Your goal
Pull out every line below that holds the word "nyní".

Dataset records on visual material:
────────────────────────────────────────

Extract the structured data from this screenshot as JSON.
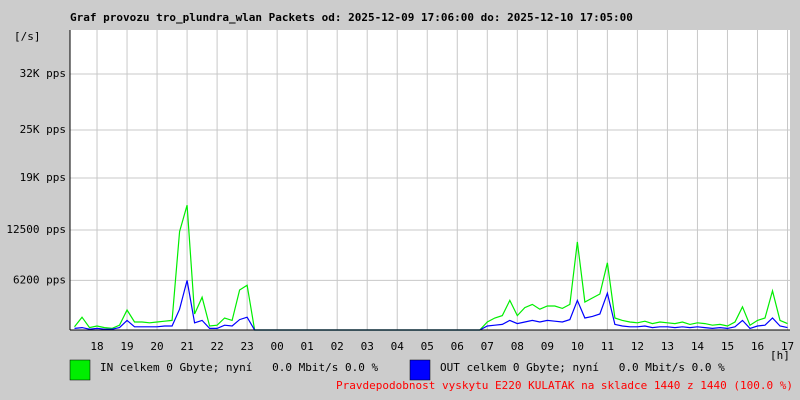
{
  "chart_data": {
    "type": "line",
    "title": "Graf provozu tro_plundra_wlan Packets od: 2025-12-09 17:06:00 do: 2025-12-10 17:05:00",
    "y_unit": "[/s]",
    "x_unit": "[h]",
    "note": "Pravdepodobnost vyskytu E220 KULATAK na skladce 1440 z 1440 (100.0 %)",
    "xlim": [
      17.1,
      41.083
    ],
    "ylim": [
      0,
      37500
    ],
    "grid": true,
    "xticks": [
      {
        "value": 18,
        "label": "18"
      },
      {
        "value": 19,
        "label": "19"
      },
      {
        "value": 20,
        "label": "20"
      },
      {
        "value": 21,
        "label": "21"
      },
      {
        "value": 22,
        "label": "22"
      },
      {
        "value": 23,
        "label": "23"
      },
      {
        "value": 24,
        "label": "00"
      },
      {
        "value": 25,
        "label": "01"
      },
      {
        "value": 26,
        "label": "02"
      },
      {
        "value": 27,
        "label": "03"
      },
      {
        "value": 28,
        "label": "04"
      },
      {
        "value": 29,
        "label": "05"
      },
      {
        "value": 30,
        "label": "06"
      },
      {
        "value": 31,
        "label": "07"
      },
      {
        "value": 32,
        "label": "08"
      },
      {
        "value": 33,
        "label": "09"
      },
      {
        "value": 34,
        "label": "10"
      },
      {
        "value": 35,
        "label": "11"
      },
      {
        "value": 36,
        "label": "12"
      },
      {
        "value": 37,
        "label": "13"
      },
      {
        "value": 38,
        "label": "14"
      },
      {
        "value": 39,
        "label": "15"
      },
      {
        "value": 40,
        "label": "16"
      },
      {
        "value": 41,
        "label": "17"
      }
    ],
    "yticks": [
      {
        "value": 6200,
        "label": "6200 pps"
      },
      {
        "value": 12500,
        "label": "12500 pps"
      },
      {
        "value": 19000,
        "label": "19K pps"
      },
      {
        "value": 25000,
        "label": "25K pps"
      },
      {
        "value": 32000,
        "label": "32K pps"
      }
    ],
    "x": [
      17.25,
      17.5,
      17.75,
      18,
      18.25,
      18.5,
      18.75,
      19,
      19.25,
      19.5,
      19.75,
      20,
      20.25,
      20.5,
      20.75,
      21,
      21.25,
      21.5,
      21.75,
      22,
      22.25,
      22.5,
      22.75,
      23,
      23.25,
      23.5,
      23.75,
      24,
      24.25,
      24.5,
      24.75,
      25,
      25.25,
      25.5,
      25.75,
      26,
      26.25,
      26.5,
      26.75,
      27,
      27.25,
      27.5,
      27.75,
      28,
      28.25,
      28.5,
      28.75,
      29,
      29.25,
      29.5,
      29.75,
      30,
      30.25,
      30.5,
      30.75,
      31,
      31.25,
      31.5,
      31.75,
      32,
      32.25,
      32.5,
      32.75,
      33,
      33.25,
      33.5,
      33.75,
      34,
      34.25,
      34.5,
      34.75,
      35,
      35.25,
      35.5,
      35.75,
      36,
      36.25,
      36.5,
      36.75,
      37,
      37.25,
      37.5,
      37.75,
      38,
      38.25,
      38.5,
      38.75,
      39,
      39.25,
      39.5,
      39.75,
      40,
      40.25,
      40.5,
      40.75,
      41
    ],
    "series": [
      {
        "name": "IN celkem 0 Gbyte; nyní   0.0 Mbit/s 0.0 %",
        "color": "#00ee00",
        "values": [
          400,
          1600,
          300,
          500,
          300,
          200,
          600,
          2500,
          1000,
          1000,
          900,
          1000,
          1100,
          1200,
          12300,
          15600,
          2000,
          4100,
          500,
          600,
          1500,
          1200,
          5000,
          5600,
          0,
          0,
          0,
          0,
          0,
          0,
          0,
          0,
          0,
          0,
          0,
          0,
          0,
          0,
          0,
          0,
          0,
          0,
          0,
          0,
          0,
          0,
          0,
          0,
          0,
          0,
          0,
          0,
          0,
          0,
          0,
          1000,
          1500,
          1800,
          3700,
          1800,
          2800,
          3200,
          2600,
          3000,
          3000,
          2700,
          3200,
          11000,
          3500,
          4000,
          4500,
          8400,
          1500,
          1200,
          1000,
          900,
          1100,
          800,
          1000,
          900,
          800,
          1000,
          700,
          900,
          800,
          600,
          700,
          500,
          1000,
          2900,
          600,
          1200,
          1500,
          4900,
          1200,
          800
        ]
      },
      {
        "name": "OUT celkem 0 Gbyte; nyní   0.0 Mbit/s 0.0 %",
        "color": "#0000ff",
        "values": [
          200,
          300,
          100,
          200,
          100,
          100,
          300,
          1200,
          400,
          400,
          400,
          400,
          500,
          500,
          2600,
          6200,
          900,
          1200,
          200,
          200,
          600,
          500,
          1300,
          1600,
          0,
          0,
          0,
          0,
          0,
          0,
          0,
          0,
          0,
          0,
          0,
          0,
          0,
          0,
          0,
          0,
          0,
          0,
          0,
          0,
          0,
          0,
          0,
          0,
          0,
          0,
          0,
          0,
          0,
          0,
          0,
          500,
          600,
          700,
          1200,
          800,
          1000,
          1200,
          1000,
          1200,
          1100,
          1000,
          1300,
          3700,
          1500,
          1700,
          2000,
          4600,
          700,
          500,
          400,
          400,
          500,
          300,
          400,
          400,
          300,
          400,
          300,
          400,
          300,
          200,
          300,
          200,
          400,
          1200,
          200,
          500,
          600,
          1500,
          500,
          300
        ]
      }
    ]
  }
}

────────────────────────────────────────

Solution for this problem
        "name": "IN celkem 0 Gbyte; nyní   0.0 Mbit/s 0.0 %",
        "name": "OUT celkem 0 Gbyte; nyní   0.0 Mbit/s 0.0 %",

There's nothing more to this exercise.